- Reading passage:
○ ○ ○ ○
Review of Working Group Results and Plenary Session Discussion

This section is an editorial review of the results in Tables 1 through 7, as well as the discussion of those results during the plenary session (the transcript of the plenary session debate is in the following section of these proceedings).

1. From twenty parameters to four

Dick White, the plenary session moderator, opened the discussion by pointing out a principal component analysis (PCA) recently carried out by Andrea Dobson and Bob Donahue (Dobson, A. K., & Donahue, R., 1998, How Many Parameters Are Needed to Describe a Star?: Principal Component Analysis as an Astrophysical Tool, to appear in The Tenth Cambridge Workshop on Cool Stars, Stellar Systems, and the Sun, R. A. Donahue and J. A. Bookbinder, eds.), in which the authors find that four parameters, as opposed to the canonical three, are required to decribe a star.
○ ○ ○ ○
- Supplied information:
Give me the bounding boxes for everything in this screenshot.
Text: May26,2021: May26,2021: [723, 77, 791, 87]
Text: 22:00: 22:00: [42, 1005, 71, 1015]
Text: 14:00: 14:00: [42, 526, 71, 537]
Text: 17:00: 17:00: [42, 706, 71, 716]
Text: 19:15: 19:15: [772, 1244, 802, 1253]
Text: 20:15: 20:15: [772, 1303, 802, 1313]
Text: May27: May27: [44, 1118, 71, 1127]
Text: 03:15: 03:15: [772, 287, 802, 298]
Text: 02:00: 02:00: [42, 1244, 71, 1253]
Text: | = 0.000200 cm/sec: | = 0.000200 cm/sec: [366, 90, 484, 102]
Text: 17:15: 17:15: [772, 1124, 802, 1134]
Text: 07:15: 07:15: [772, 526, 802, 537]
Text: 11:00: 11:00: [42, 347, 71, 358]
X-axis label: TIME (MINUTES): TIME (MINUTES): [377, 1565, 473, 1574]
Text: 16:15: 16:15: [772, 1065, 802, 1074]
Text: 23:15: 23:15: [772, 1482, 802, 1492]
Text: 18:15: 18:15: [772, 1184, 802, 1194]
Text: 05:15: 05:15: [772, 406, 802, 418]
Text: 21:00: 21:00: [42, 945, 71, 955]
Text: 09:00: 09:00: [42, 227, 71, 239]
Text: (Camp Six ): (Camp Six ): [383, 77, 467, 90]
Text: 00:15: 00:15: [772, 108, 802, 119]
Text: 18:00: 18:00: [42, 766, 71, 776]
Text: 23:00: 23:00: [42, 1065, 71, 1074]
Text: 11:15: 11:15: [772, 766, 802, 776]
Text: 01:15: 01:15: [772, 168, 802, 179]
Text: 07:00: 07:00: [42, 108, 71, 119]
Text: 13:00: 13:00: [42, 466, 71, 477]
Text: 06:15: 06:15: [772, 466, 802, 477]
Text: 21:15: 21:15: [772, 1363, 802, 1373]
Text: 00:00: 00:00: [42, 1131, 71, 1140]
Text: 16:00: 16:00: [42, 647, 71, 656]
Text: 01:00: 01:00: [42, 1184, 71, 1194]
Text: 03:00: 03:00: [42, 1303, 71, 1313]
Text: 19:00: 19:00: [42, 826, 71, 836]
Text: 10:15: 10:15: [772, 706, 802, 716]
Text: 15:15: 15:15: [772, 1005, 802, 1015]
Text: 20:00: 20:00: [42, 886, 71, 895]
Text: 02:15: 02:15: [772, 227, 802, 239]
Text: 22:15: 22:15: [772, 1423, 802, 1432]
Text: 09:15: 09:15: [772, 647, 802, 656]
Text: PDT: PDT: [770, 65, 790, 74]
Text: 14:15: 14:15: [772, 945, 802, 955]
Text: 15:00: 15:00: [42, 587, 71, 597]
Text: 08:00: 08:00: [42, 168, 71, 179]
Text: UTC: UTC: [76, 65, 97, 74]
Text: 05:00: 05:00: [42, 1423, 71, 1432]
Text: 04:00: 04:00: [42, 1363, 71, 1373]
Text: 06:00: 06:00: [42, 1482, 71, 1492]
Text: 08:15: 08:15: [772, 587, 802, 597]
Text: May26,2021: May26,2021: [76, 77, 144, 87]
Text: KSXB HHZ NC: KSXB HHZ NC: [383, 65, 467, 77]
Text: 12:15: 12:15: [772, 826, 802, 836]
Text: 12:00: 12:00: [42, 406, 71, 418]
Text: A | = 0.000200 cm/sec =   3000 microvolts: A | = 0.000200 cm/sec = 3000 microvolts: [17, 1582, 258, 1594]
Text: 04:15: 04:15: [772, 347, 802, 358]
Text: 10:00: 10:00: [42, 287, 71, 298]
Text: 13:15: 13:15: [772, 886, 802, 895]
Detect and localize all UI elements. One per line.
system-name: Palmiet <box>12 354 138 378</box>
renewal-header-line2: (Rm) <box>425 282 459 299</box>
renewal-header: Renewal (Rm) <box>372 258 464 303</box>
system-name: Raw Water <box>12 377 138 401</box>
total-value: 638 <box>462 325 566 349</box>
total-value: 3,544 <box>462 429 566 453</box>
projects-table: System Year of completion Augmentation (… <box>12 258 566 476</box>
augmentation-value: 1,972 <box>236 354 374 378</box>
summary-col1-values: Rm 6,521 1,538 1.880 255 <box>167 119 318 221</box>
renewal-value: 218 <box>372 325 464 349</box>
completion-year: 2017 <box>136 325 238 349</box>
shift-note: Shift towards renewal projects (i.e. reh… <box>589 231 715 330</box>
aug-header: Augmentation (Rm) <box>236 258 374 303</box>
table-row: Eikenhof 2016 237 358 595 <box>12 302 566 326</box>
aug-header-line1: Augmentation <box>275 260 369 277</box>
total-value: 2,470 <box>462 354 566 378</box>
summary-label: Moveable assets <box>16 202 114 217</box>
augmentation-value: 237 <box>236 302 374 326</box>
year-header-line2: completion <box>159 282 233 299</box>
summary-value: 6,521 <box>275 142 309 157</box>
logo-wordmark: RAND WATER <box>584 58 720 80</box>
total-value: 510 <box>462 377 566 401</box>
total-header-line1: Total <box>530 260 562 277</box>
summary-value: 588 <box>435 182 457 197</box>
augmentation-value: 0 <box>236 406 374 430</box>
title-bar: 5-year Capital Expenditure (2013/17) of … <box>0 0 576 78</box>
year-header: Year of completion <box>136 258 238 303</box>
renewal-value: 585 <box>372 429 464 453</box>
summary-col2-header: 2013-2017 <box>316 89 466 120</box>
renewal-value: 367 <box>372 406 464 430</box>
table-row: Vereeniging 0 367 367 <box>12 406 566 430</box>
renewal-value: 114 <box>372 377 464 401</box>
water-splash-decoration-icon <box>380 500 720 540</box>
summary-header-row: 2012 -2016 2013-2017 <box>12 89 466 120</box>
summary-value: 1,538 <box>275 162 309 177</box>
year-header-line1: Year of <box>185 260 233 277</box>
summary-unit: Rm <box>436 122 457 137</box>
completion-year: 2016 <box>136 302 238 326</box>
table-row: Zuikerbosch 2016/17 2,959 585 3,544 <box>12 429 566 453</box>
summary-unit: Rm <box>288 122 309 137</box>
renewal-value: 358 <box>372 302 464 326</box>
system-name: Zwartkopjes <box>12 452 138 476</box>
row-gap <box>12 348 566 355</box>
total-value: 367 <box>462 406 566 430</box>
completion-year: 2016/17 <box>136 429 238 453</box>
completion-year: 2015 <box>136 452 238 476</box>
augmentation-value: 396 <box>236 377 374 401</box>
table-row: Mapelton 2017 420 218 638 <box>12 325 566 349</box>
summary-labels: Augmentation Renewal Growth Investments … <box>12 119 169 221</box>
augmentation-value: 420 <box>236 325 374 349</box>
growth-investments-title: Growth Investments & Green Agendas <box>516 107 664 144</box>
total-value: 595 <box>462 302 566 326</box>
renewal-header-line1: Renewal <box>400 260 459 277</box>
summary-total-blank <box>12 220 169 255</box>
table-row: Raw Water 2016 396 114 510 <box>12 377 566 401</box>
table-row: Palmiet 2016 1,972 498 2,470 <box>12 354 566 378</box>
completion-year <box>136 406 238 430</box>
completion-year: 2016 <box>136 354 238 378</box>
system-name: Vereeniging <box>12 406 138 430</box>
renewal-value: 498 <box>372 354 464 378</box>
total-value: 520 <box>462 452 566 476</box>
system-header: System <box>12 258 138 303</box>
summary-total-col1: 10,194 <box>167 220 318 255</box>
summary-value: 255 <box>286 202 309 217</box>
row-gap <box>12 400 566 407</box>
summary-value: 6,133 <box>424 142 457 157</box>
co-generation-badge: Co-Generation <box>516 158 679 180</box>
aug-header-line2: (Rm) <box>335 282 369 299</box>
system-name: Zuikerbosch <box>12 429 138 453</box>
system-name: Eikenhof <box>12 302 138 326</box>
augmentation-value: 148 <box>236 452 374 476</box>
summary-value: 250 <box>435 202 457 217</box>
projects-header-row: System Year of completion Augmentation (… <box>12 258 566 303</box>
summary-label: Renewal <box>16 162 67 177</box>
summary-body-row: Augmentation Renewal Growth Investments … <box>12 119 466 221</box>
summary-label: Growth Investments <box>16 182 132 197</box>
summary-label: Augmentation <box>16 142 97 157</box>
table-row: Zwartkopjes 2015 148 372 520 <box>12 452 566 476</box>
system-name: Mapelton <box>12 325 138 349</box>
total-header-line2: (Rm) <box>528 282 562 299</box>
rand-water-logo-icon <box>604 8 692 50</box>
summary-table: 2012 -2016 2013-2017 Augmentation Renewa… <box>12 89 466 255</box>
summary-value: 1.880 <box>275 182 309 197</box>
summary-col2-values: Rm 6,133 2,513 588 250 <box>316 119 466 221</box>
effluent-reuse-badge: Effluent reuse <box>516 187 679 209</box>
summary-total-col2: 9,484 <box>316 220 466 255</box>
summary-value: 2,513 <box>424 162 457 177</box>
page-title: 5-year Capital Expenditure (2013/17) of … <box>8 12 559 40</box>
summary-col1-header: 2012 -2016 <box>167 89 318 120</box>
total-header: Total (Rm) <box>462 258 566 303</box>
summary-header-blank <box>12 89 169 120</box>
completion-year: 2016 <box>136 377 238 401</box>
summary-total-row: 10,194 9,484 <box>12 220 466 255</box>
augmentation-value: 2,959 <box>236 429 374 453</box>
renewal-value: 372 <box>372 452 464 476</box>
○ ○ ○ ○
- Required task: Set down, word for word, everything in the working group review from "Review of Working" down to "of these proceedings).".

- Solved problem:
Review of Working Group Results and Plenary Session Discussion

This section is an editorial review of the results in Tables 1 through 7, as well as the discussion of those results during the plenary session (the transcript of the plenary session debate is in the following section of these proceedings).